* Stated task A
According to the business environment text, into what categories can the business environment be classified?

The Concept of Business Environment
Understanding the Environment of which the business is going to operate is very
important for running a business unit successfully at any place. The environmental factors are
key influencers of every aspect of a business, may be it its nature, its location, the prices of
products, the distribution system, or the personnel policies. The environment, according to
Macro and Micro Economic Factors Researchomatic (2012), is a complex combination of the
economic system, political system, legal restraints, society, industry, labor relations, customer
expectations, markets, competition, technology, culture, history, infrastructure, state of the
economy, shareholder demands, natural environment, labor conditions, and so on. The business
environment includes all the external factors that affect an organization specifically which it
cannot control. The most important factors of a business environment include the economic
system, the industry in which the organizations chooses to work and the market that it serves.
Despite having the fact that an organization cannot control any of these, it can opt to choose the
location in which it works and it particularly wants to choose an attractive industry and stable
market. The business environment can be classified into five categories- the physical
environment, political and legal environments, economic environments, socio-cultural
environments, and technological environment (Waters D., 2014)

* Stated task B
Please give everything in the records from the start down to the line containing "198, 45, 212]" again, switching "legend-label" to "legend-entry" and leaving all else unchanged.

* Rows from a layout dataset

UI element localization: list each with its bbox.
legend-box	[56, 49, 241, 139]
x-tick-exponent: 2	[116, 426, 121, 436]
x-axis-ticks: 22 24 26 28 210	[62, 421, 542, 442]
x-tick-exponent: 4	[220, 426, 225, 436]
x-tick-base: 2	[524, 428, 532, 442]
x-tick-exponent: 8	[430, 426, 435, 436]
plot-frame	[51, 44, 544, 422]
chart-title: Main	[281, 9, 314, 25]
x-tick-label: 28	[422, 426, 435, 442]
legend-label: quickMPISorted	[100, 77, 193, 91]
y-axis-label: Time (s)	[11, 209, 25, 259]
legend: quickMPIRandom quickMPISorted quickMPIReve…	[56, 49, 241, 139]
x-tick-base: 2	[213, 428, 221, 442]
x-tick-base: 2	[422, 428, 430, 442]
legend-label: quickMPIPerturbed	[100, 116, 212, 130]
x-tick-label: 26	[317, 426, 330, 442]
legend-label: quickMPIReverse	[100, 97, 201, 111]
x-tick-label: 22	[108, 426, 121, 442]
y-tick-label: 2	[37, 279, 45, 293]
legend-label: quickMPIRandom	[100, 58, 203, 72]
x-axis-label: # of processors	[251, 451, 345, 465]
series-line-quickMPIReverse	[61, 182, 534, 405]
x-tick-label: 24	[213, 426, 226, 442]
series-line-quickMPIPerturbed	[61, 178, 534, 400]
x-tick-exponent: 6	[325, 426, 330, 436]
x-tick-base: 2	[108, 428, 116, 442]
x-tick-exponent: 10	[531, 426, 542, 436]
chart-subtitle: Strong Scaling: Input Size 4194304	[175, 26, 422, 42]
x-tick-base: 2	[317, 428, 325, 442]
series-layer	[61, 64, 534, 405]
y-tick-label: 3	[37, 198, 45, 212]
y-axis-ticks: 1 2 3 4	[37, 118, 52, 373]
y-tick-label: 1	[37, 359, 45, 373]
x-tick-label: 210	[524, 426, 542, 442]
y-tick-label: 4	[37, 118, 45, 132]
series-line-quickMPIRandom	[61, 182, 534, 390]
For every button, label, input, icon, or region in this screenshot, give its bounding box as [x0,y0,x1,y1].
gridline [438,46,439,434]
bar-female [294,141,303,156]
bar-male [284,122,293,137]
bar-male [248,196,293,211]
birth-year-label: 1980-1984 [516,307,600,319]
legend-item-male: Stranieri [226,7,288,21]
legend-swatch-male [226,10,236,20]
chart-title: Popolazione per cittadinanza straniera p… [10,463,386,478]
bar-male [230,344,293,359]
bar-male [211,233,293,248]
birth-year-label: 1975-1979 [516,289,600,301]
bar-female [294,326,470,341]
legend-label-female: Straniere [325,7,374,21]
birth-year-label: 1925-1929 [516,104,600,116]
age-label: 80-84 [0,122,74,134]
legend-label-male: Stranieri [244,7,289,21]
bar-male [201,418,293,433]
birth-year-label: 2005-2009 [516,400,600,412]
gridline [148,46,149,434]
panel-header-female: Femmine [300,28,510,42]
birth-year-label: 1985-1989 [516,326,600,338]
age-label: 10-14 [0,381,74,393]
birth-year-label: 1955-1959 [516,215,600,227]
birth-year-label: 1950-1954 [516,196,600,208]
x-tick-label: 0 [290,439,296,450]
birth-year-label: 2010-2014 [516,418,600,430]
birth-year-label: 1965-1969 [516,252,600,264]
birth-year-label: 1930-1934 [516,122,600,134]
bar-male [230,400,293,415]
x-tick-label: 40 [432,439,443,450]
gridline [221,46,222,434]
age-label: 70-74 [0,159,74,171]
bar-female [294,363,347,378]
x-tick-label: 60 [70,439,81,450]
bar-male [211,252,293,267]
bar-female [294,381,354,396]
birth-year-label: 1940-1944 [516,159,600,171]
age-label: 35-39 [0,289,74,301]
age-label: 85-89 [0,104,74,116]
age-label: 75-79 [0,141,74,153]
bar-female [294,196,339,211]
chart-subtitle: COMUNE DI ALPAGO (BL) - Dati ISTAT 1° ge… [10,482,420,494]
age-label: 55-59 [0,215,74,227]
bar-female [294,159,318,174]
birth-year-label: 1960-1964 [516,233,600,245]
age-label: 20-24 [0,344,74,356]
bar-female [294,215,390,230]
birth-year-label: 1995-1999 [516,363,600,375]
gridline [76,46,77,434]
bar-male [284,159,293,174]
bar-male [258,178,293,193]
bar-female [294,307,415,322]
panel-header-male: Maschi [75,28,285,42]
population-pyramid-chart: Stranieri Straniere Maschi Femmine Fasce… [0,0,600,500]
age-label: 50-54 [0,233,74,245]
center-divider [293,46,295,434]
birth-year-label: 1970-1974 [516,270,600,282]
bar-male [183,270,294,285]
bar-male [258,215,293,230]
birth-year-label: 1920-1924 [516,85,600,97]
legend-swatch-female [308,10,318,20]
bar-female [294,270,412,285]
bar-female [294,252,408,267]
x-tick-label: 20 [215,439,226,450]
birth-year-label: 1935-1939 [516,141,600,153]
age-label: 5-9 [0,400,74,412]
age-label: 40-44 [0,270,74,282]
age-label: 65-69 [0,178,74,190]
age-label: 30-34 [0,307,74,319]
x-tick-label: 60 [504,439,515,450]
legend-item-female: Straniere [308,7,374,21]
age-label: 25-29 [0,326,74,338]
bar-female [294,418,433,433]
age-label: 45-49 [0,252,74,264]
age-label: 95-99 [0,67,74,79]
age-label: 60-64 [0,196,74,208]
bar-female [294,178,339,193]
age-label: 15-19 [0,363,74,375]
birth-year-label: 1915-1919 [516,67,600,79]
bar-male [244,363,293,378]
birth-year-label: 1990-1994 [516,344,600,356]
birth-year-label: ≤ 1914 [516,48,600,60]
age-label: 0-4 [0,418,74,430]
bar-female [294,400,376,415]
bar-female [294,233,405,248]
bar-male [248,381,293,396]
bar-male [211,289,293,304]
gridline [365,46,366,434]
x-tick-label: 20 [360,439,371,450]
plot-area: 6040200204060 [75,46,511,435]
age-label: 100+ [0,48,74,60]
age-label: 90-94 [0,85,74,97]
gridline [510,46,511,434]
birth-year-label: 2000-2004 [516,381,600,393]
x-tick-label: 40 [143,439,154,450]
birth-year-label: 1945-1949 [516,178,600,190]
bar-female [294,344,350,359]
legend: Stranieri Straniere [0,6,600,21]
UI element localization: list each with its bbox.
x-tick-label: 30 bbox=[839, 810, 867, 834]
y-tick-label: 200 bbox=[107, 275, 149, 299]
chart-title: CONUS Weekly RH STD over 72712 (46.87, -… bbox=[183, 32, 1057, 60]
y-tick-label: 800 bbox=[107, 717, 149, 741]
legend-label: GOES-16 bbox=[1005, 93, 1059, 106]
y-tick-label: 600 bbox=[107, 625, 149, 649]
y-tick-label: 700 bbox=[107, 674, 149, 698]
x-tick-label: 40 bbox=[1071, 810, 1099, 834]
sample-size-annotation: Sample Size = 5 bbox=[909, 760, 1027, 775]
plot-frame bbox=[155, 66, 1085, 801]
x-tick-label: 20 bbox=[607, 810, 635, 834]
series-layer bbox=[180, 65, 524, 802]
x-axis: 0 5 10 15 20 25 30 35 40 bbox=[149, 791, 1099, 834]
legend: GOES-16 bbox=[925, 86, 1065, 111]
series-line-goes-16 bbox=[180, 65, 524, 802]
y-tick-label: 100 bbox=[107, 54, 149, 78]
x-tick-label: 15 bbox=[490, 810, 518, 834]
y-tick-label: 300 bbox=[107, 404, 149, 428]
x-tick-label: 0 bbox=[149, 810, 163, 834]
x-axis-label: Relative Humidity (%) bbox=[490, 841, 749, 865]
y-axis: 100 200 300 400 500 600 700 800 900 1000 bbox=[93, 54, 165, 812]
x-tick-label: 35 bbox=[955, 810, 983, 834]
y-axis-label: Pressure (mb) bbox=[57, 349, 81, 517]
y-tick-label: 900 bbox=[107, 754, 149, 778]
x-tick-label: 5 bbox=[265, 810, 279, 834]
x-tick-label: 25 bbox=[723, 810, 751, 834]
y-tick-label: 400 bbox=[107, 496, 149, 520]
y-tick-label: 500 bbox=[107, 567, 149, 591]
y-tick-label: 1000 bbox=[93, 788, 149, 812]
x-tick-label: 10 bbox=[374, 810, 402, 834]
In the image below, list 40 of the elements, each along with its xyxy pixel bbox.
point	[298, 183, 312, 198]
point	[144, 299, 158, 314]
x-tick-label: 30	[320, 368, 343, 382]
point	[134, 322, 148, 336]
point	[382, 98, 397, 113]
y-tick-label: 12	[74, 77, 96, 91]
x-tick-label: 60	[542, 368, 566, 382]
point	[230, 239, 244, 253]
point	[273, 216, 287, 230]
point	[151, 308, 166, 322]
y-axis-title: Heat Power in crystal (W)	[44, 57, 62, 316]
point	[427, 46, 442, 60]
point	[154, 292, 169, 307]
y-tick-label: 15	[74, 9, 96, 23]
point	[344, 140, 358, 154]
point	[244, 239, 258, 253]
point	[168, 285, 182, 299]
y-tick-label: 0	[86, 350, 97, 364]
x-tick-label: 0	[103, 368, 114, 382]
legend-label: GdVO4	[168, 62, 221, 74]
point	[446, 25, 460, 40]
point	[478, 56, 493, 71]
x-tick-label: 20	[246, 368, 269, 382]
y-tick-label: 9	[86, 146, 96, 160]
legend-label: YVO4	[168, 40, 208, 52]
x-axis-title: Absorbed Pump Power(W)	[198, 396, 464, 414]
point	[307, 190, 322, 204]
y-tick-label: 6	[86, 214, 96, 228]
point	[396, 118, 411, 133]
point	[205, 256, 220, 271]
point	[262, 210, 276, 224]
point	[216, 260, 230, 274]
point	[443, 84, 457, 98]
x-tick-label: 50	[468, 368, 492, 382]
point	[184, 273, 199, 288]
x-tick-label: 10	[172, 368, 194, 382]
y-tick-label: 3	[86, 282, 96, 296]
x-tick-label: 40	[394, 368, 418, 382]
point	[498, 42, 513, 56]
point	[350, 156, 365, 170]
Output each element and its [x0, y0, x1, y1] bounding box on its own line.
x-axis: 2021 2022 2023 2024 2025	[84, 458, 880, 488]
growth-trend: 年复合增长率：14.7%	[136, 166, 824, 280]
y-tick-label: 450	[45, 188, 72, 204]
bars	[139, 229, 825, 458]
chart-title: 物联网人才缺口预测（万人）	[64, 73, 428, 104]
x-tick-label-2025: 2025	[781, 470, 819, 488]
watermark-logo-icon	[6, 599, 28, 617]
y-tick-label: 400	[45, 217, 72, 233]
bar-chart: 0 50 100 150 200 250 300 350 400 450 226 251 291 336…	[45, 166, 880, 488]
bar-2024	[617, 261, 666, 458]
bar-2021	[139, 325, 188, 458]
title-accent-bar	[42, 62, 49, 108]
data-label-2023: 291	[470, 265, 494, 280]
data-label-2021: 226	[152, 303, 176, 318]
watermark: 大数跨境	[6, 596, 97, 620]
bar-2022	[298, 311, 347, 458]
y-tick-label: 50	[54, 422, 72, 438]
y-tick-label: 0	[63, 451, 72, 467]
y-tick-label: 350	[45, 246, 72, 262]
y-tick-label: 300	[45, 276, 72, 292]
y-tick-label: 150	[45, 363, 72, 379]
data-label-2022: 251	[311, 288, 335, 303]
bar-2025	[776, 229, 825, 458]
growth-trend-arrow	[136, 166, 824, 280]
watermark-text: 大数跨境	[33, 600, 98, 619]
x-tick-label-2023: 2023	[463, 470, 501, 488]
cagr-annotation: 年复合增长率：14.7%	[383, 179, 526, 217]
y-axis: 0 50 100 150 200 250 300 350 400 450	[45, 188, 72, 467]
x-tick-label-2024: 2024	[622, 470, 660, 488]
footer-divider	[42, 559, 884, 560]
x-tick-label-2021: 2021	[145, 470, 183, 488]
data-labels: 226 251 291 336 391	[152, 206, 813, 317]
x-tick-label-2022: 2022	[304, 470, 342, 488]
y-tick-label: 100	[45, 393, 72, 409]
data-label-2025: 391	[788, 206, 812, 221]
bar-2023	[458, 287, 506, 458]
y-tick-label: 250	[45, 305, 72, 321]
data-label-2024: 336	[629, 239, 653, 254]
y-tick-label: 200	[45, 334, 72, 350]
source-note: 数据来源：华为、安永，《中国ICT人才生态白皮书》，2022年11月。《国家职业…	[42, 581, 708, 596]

* Exercise solution A
Five categories: the physical environment, political and legal environments, economic environments, socio-cultural environments, and technological environment.

* Exercise solution B
UI element localization: list each with its bbox.
legend-box	[56, 49, 241, 139]
x-tick-exponent: 2	[116, 426, 121, 436]
x-axis-ticks: 22 24 26 28 210	[62, 421, 542, 442]
x-tick-exponent: 4	[220, 426, 225, 436]
x-tick-base: 2	[524, 428, 532, 442]
x-tick-exponent: 8	[430, 426, 435, 436]
plot-frame	[51, 44, 544, 422]
chart-title: Main	[281, 9, 314, 25]
x-tick-label: 28	[422, 426, 435, 442]
legend-entry: quickMPISorted	[100, 77, 193, 91]
y-axis-label: Time (s)	[11, 209, 25, 259]
legend: quickMPIRandom quickMPISorted quickMPIReve…	[56, 49, 241, 139]
x-tick-base: 2	[213, 428, 221, 442]
x-tick-base: 2	[422, 428, 430, 442]
legend-entry: quickMPIPerturbed	[100, 116, 212, 130]
x-tick-label: 26	[317, 426, 330, 442]
legend-entry: quickMPIReverse	[100, 97, 201, 111]
x-tick-label: 22	[108, 426, 121, 442]
y-tick-label: 2	[37, 279, 45, 293]
legend-entry: quickMPIRandom	[100, 58, 203, 72]
x-axis-label: # of processors	[251, 451, 345, 465]
series-line-quickMPIReverse	[61, 182, 534, 405]
x-tick-label: 24	[213, 426, 226, 442]
series-line-quickMPIPerturbed	[61, 178, 534, 400]
x-tick-exponent: 6	[325, 426, 330, 436]
x-tick-base: 2	[108, 428, 116, 442]
x-tick-exponent: 10	[531, 426, 542, 436]
chart-subtitle: Strong Scaling: Input Size 4194304	[175, 26, 422, 42]
x-tick-base: 2	[317, 428, 325, 442]
series-layer	[61, 64, 534, 405]
y-tick-label: 3	[37, 198, 45, 212]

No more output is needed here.